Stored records
———

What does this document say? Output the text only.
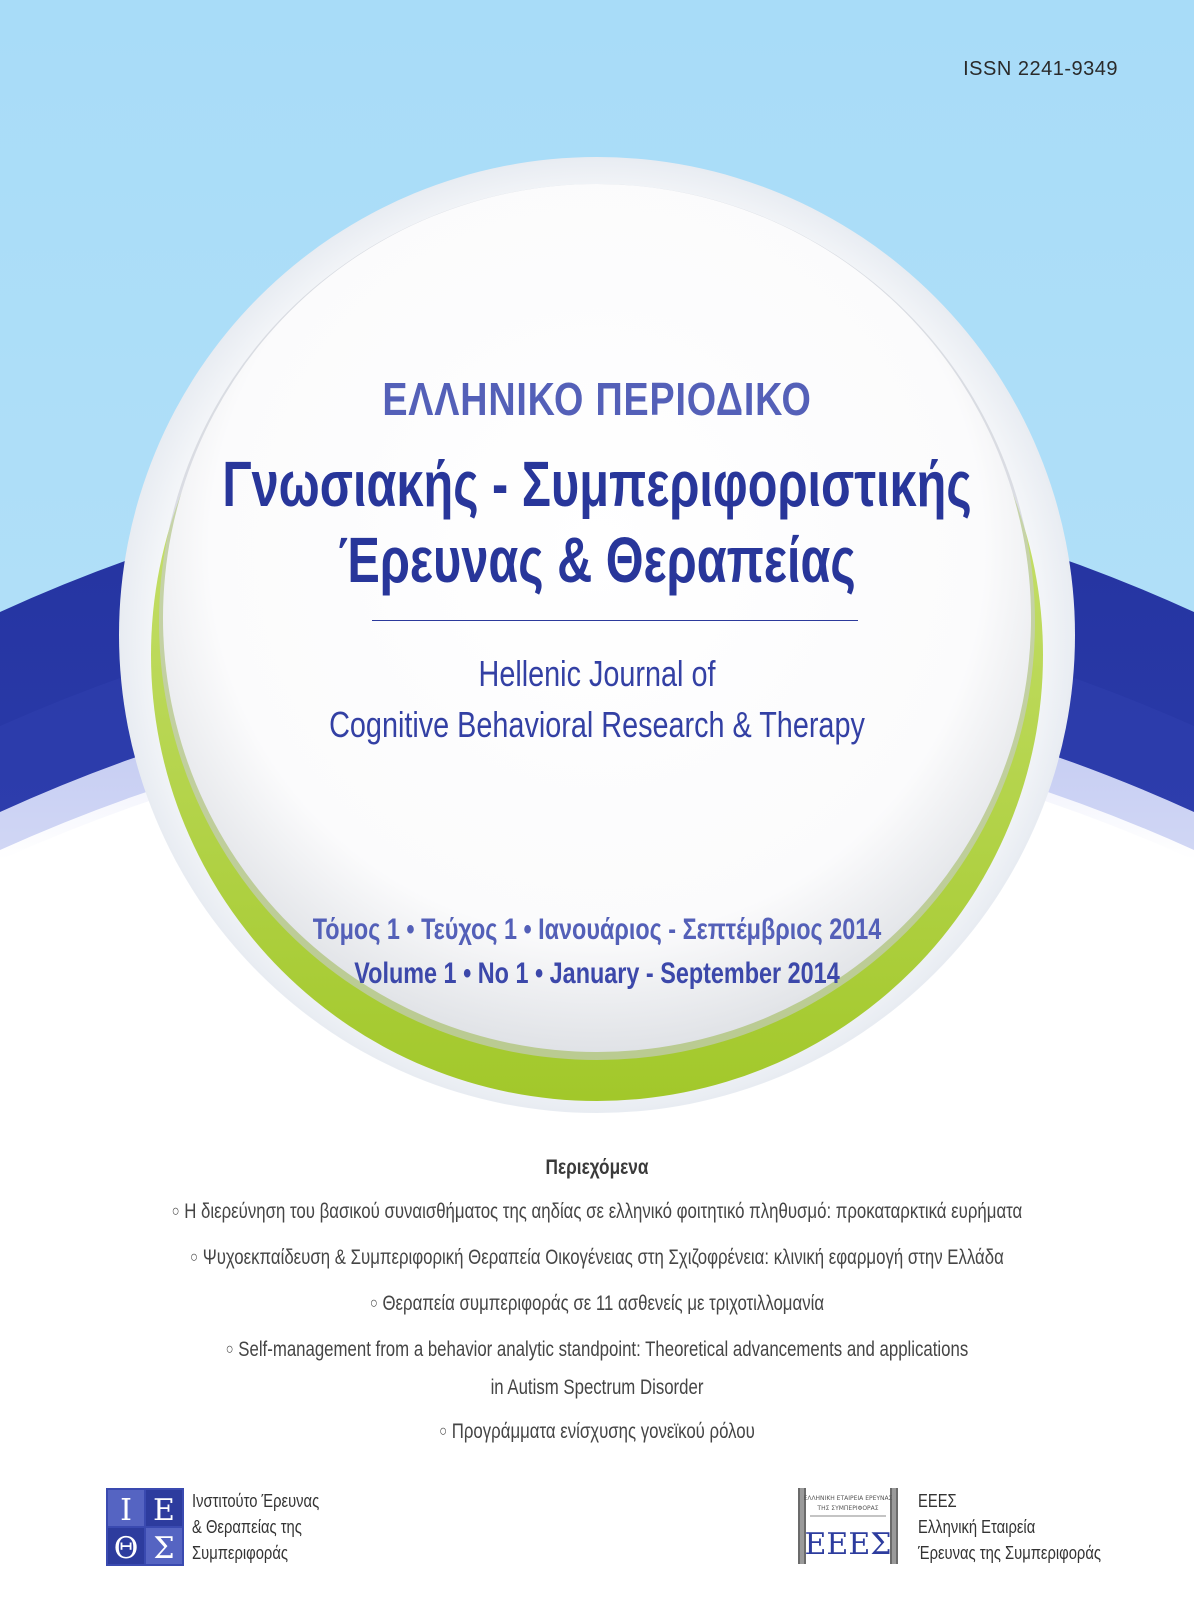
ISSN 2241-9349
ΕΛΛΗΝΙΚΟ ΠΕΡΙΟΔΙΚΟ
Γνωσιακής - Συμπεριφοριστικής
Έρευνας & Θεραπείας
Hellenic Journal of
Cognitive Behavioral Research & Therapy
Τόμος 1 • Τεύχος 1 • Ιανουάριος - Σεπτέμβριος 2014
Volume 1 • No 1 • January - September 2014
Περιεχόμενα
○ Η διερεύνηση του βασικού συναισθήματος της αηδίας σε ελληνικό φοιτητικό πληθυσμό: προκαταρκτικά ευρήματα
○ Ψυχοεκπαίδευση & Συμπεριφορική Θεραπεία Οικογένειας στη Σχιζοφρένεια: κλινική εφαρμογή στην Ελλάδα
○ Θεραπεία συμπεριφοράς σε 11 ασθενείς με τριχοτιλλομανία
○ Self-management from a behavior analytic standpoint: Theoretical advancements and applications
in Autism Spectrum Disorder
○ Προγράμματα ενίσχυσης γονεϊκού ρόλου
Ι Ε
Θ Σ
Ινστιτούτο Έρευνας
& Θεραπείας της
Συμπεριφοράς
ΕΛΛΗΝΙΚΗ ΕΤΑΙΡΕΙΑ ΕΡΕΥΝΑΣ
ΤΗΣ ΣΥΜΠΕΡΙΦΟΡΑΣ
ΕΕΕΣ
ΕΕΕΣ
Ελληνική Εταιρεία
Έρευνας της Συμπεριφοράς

———

Given task
Check each line of the records for the word "Έρευνας" and extract those that contain it.

Solution
Έρευνας & Θεραπείας
Ινστιτούτο Έρευνας
Έρευνας της Συμπεριφοράς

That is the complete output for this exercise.